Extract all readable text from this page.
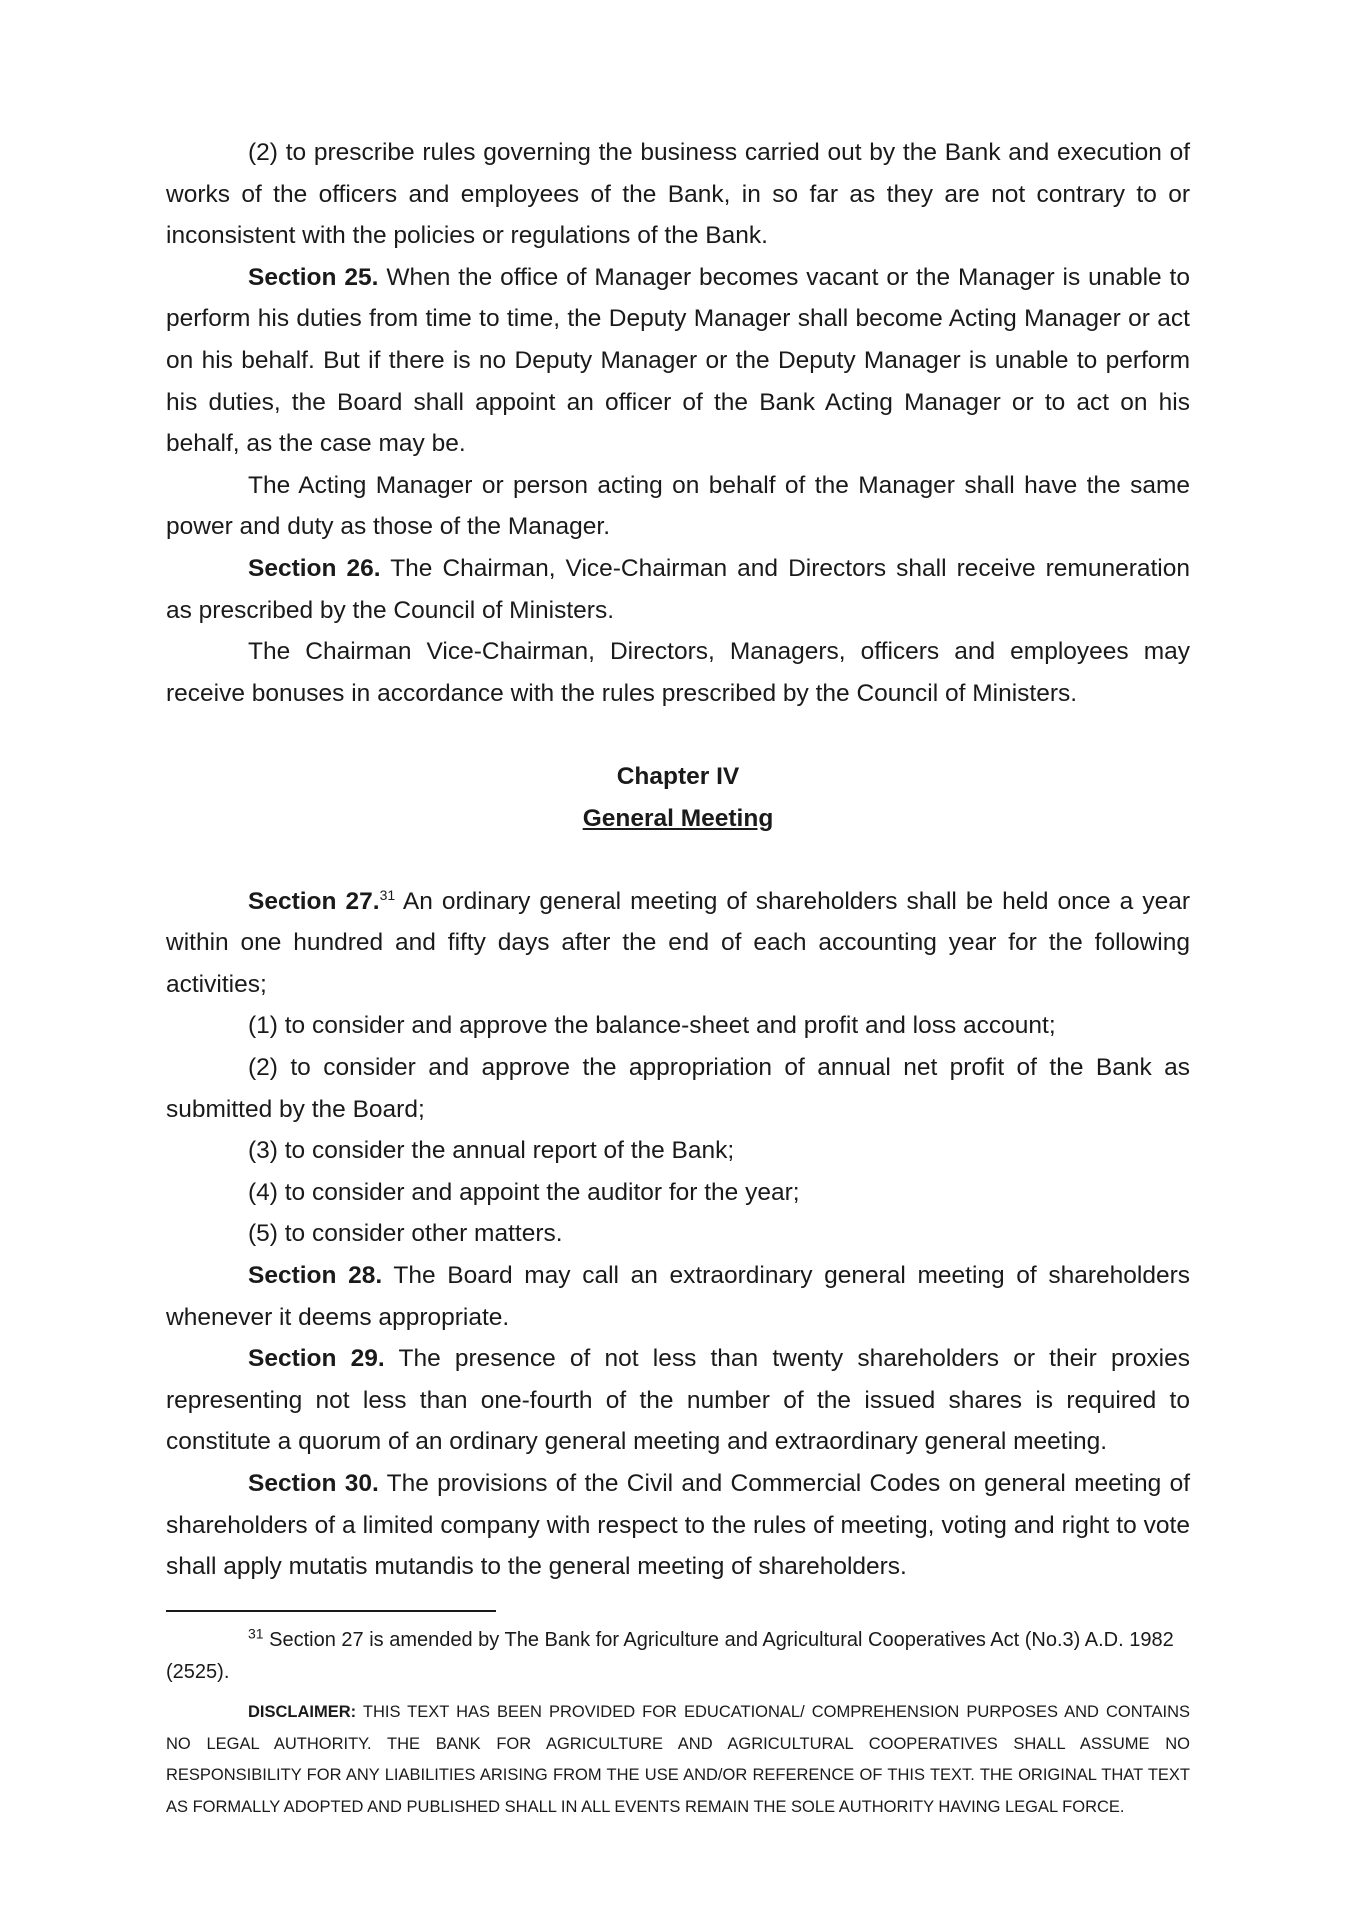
(2) to prescribe rules governing the business carried out by the Bank and execution of works of the officers and employees of the Bank, in so far as they are not contrary to or inconsistent with the policies or regulations of the Bank.

Section 25. When the office of Manager becomes vacant or the Manager is unable to perform his duties from time to time, the Deputy Manager shall become Acting Manager or act on his behalf. But if there is no Deputy Manager or the Deputy Manager is unable to perform his duties, the Board shall appoint an officer of the Bank Acting Manager or to act on his behalf, as the case may be.

The Acting Manager or person acting on behalf of the Manager shall have the same power and duty as those of the Manager.

Section 26. The Chairman, Vice-Chairman and Directors shall receive remuneration as prescribed by the Council of Ministers.

The Chairman Vice-Chairman, Directors, Managers, officers and employees may receive bonuses in accordance with the rules prescribed by the Council of Ministers.

Chapter IV

General Meeting

Section 27.31 An ordinary general meeting of shareholders shall be held once a year within one hundred and fifty days after the end of each accounting year for the following activities;

(1) to consider and approve the balance-sheet and profit and loss account;

(2) to consider and approve the appropriation of annual net profit of the Bank as submitted by the Board;

(3) to consider the annual report of the Bank;

(4) to consider and appoint the auditor for the year;

(5) to consider other matters.

Section 28. The Board may call an extraordinary general meeting of shareholders whenever it deems appropriate.

Section 29. The presence of not less than twenty shareholders or their proxies representing not less than one-fourth of the number of the issued shares is required to constitute a quorum of an ordinary general meeting and extraordinary general meeting.

Section 30. The provisions of the Civil and Commercial Codes on general meeting of shareholders of a limited company with respect to the rules of meeting, voting and right to vote shall apply mutatis mutandis to the general meeting of shareholders.

$^{31}$ Section 27 is amended by The Bank for Agriculture and Agricultural Cooperatives Act (No.3) A.D. 1982 (2525).

DISCLAIMER: THIS TEXT HAS BEEN PROVIDED FOR EDUCATIONAL/ COMPREHENSION PURPOSES AND CONTAINS NO LEGAL AUTHORITY. THE BANK FOR AGRICULTURE AND AGRICULTURAL COOPERATIVES SHALL ASSUME NO RESPONSIBILITY FOR ANY LIABILITIES ARISING FROM THE USE AND/OR REFERENCE OF THIS TEXT. THE ORIGINAL THAT TEXT AS FORMALLY ADOPTED AND PUBLISHED SHALL IN ALL EVENTS REMAIN THE SOLE AUTHORITY HAVING LEGAL FORCE.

________

Exercise directions: Collect every line above that contains the word "Chairman".

Solution for this task:
Section 26. The Chairman, Vice-Chairman and Directors shall receive remuneration as prescribed by the Council of Ministers.
The Chairman Vice-Chairman, Directors, Managers, officers and employees may receive bonuses in accordance with the rules prescribed by the Council of Ministers.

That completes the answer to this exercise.